— Begin Dataset content —

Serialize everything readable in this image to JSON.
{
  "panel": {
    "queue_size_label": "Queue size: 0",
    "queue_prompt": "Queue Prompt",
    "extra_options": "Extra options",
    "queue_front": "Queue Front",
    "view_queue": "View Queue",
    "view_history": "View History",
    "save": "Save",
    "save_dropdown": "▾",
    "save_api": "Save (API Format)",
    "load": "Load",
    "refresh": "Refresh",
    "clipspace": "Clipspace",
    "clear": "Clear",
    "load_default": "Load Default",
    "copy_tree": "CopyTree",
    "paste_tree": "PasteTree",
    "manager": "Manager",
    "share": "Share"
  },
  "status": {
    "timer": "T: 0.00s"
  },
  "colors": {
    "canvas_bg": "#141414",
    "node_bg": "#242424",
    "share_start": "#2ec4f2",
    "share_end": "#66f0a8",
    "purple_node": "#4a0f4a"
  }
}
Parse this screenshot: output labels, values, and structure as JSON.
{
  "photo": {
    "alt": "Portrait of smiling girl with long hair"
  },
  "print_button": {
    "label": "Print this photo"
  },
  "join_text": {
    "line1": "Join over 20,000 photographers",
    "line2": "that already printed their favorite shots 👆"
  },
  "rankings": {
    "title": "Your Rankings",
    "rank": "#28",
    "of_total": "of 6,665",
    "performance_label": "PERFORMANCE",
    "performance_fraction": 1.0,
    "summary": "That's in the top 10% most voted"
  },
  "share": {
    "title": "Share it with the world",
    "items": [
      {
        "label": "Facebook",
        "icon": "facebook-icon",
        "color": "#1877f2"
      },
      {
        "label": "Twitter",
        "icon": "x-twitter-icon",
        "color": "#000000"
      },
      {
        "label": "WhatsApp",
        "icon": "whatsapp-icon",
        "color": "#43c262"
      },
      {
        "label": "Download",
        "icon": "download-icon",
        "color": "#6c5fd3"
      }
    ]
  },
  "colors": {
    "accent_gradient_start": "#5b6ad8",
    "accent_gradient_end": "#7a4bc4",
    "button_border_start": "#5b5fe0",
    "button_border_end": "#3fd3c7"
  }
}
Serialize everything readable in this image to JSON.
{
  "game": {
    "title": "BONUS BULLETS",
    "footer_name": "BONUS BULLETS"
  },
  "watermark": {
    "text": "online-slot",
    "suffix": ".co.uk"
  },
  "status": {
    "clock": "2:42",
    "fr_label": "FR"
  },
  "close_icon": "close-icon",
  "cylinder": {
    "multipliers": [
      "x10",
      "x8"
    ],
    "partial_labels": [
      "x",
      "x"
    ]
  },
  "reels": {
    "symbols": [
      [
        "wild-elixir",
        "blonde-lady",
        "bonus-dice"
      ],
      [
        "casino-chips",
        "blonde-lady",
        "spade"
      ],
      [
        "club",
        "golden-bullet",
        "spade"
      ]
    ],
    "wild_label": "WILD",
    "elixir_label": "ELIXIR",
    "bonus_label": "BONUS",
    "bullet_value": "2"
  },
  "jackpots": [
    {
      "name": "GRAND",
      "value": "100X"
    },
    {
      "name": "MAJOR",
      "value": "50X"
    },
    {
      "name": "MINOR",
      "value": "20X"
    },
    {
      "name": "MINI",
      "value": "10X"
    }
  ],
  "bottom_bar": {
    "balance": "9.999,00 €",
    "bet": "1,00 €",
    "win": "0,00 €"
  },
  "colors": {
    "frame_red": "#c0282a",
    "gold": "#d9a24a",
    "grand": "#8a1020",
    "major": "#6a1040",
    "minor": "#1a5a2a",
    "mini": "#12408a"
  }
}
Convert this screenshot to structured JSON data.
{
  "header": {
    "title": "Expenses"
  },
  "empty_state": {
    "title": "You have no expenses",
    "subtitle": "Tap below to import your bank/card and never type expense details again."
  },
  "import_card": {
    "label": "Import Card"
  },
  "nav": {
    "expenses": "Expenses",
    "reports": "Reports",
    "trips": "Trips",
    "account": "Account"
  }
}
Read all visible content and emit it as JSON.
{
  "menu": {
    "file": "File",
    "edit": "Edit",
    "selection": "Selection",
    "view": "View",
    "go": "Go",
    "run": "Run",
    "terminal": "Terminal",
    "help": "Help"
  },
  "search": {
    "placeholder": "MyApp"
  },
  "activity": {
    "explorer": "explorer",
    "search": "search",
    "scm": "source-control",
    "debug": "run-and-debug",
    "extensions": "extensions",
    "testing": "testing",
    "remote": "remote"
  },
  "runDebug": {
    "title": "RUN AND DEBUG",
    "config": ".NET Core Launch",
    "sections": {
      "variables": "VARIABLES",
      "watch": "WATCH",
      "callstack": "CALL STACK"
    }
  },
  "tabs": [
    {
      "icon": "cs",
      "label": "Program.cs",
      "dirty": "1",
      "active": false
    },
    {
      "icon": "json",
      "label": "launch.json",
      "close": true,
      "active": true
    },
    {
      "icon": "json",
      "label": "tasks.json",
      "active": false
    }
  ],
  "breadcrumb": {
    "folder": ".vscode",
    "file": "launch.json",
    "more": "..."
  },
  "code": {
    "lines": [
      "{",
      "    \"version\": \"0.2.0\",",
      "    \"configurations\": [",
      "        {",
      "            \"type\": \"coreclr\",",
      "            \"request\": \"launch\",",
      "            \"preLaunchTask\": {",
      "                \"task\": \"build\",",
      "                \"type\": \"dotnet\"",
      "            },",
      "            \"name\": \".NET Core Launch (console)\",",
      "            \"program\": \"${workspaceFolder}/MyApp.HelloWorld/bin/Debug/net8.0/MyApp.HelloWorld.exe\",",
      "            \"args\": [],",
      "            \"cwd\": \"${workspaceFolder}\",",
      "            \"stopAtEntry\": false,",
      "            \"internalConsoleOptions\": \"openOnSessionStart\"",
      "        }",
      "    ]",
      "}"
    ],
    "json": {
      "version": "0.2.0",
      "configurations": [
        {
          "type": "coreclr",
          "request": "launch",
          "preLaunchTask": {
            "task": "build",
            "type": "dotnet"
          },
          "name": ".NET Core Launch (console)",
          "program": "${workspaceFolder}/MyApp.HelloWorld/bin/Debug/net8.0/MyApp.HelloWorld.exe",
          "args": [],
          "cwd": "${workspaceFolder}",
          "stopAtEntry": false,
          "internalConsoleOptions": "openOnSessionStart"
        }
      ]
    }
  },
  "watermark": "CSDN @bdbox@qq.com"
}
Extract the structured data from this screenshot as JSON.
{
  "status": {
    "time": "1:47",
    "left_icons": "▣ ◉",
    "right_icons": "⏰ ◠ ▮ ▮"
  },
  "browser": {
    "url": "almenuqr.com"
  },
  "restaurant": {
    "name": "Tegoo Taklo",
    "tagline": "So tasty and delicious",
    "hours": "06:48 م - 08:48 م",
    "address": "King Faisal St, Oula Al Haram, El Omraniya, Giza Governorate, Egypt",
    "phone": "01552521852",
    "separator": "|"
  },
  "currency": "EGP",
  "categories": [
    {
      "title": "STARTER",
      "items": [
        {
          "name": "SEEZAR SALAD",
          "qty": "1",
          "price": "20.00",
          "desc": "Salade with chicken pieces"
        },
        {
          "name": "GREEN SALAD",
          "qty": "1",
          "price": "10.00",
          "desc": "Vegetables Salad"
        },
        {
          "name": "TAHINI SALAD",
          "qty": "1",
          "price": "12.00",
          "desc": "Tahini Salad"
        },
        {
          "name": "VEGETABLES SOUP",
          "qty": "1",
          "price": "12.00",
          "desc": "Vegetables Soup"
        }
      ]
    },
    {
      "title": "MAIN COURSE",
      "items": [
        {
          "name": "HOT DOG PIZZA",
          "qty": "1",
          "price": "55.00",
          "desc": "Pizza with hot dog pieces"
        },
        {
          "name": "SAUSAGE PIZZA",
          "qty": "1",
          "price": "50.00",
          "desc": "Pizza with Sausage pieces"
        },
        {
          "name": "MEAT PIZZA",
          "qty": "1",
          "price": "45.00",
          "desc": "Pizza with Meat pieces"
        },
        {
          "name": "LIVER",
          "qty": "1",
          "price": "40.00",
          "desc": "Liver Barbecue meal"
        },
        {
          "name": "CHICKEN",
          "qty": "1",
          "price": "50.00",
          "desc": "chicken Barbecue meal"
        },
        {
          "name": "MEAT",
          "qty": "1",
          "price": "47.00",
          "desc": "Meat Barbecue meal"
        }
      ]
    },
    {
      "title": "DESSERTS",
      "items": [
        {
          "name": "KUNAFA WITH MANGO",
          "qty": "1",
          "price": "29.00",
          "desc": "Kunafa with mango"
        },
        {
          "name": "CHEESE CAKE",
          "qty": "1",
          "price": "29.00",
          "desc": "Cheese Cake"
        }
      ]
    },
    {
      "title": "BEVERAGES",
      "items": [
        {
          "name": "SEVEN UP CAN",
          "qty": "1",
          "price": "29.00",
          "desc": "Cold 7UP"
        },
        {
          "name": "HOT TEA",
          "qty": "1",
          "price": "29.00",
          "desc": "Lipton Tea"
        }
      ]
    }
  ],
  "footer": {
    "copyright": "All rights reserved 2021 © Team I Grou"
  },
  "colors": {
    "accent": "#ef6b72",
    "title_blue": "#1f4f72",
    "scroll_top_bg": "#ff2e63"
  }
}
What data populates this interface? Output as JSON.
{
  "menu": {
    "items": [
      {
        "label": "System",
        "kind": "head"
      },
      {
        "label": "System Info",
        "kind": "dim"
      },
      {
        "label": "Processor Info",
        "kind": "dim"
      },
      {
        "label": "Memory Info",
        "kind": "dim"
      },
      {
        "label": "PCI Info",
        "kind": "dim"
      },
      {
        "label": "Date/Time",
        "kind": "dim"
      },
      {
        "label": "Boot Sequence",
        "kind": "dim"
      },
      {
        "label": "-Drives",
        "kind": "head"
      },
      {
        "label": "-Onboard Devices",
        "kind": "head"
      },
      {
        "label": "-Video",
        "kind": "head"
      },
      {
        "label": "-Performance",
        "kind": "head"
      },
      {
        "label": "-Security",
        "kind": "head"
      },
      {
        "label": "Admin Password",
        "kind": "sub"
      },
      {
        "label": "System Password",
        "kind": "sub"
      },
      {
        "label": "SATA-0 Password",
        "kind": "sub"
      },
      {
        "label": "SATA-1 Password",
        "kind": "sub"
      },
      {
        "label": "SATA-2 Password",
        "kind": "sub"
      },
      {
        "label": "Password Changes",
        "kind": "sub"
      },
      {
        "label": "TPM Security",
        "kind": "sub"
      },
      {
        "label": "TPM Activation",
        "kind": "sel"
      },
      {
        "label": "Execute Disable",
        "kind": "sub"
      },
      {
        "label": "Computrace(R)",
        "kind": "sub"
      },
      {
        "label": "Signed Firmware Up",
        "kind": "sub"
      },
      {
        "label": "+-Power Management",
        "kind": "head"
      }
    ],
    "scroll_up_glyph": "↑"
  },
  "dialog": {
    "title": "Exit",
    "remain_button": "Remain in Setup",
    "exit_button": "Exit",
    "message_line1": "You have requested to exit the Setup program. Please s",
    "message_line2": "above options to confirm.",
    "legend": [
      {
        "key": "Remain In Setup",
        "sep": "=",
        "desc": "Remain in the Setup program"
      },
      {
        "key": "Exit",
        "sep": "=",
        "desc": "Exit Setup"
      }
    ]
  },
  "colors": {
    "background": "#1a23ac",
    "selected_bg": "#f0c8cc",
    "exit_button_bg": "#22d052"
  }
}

— End Dataset content —

- Objective:
Gather each line of the listing containing the word "watermark" and show it.

- Written reply:
  "watermark": {
  "watermark": "CSDN @bdbox@qq.com"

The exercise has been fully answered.